-------- 引用文
大臣、今回の改正、長期のものについては除外するという改正、一体何のための改正なんでしょうか。今までの御答弁は、それはそれで耳にしておりますが、今申し上げたような観点で、両面ありますね、辞退率を下げるためには余り長いものはどけておこう、辞退率を下げるためなのかどうか、それからもう一つは、いや、それよりも、重大な事件なんだからむしろ除外するべきじゃないんじゃないか。その両面、意見があると思うんですが、この点、どのようにお考えなんでしょうか。
○上川国務大臣 裁判員裁判の趣旨に照らして考えてみますと、やはり裁判員裁判にできるだけ多くの国民の皆さんに参加をしていただく、そして司法に対しての信頼を高めていく、そうした趣旨にのっとってこれまで五年強取り組んできたわけでございまして、この中には、先ほど御指摘の百日を超えるような、非常に負担の大きい事案もあったというふうに思っております。
そういう中にあっても、国民の皆さんが本当に真剣に審理に参加していただくということ、こうしたことの事例の積み重ねの上で裁判員制度そのものもさらに前進していくことができるのではないか、こう思うところでございます。
ただ、余り過度な負担、超過度な負担になってしまう……(発言する者あり)失礼しました、意味するところは御理解いただきたいと思いますが、そうした負担を強いるようなことになりますと、裁判員裁判そのものに対しての非常に逆な反応が出てきてしまうということもあり得るということでございまして、やはり裁判員裁判が持続的に成長していくためにも、さまざまな御意見を踏まえながら、今回につきましても、円滑な、また適正な運用を図るという趣旨に照らして、長期につきましての判断をお願いしているところでございます。
例外的に対象事案から除外できる規定ということにつきましては、これまでもさまざまな御議論をいただいたところでございますが、今回、著しく長期の審判の場合についても、本来の趣旨に照らしてしっかりと対応していくということが必要ではないか、これはあくまで例外中の例外ということでございますので、そうした観点から御判断をいただきたいというふうに思うところでございます。
----------------
-------- 保存データ
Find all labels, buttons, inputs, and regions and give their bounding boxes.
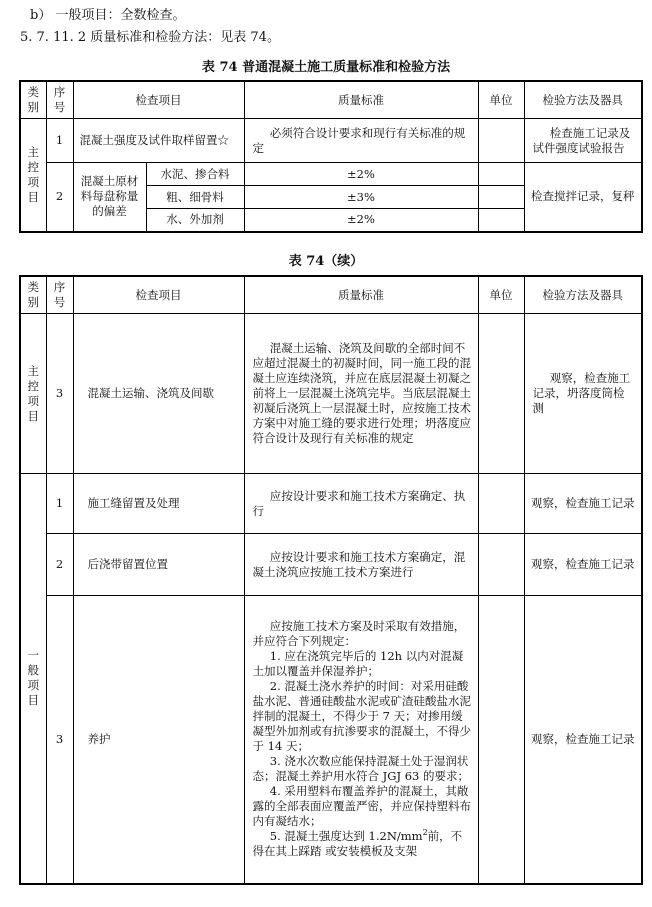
----------------
_指示 A_:
裁判員裁判についての引用文で、上川国務大臣はこれまで何年強取り組んできたと述べていますか。
_指示 B_:
裁判員裁判をめぐる引用文を、最後の文の後から書き継いでください。

_回答 A_:
五年強です。

_回答 B_:
○重徳委員 超過度のものは除外する、これはわかりましたが、辞退率についてはどのように捉えておられますか。
今局長からは、何か煮え切らない、重要な数字で注目すべきなんだけれどもそこまでだというような御答弁でしたけれども、これは問題だと思いませんか。全く問題ありませんか。どのように捉えていらっしゃいますか。
○上川国務大臣 やはり辞退をするという意味においては、正当な理由があろうかというふうに思います。
ただ、できるだけ多くの皆さんに参加をしていただくための環境整備でありますとか、あるいは理解を深めていただくための法教育も含めて、きめ細かな対応をしていき、環境整備をしていくというのは非常に大事なことだというふうに思っておりますので、どういう要因によって辞退率がどうなるかということもそうでありますが、全体としては、参加をしやすいような環境整備ということについてはさらに力を入れていかなければいけないというふうに思っております。
○重徳委員 つまり、問題なんですか、どうなんですか。
さっき、階委員への御答弁の中では、これを評価するには何か時期尚早であるというような御答弁を耳にしたんですけれども、これは五年間やって、ずっと辞退する人がふえている、出席する人が減っている、もうずっと同じ傾向なんですから、これは評価しようがなくはない、これはどう評価してもこういう傾向でしょう。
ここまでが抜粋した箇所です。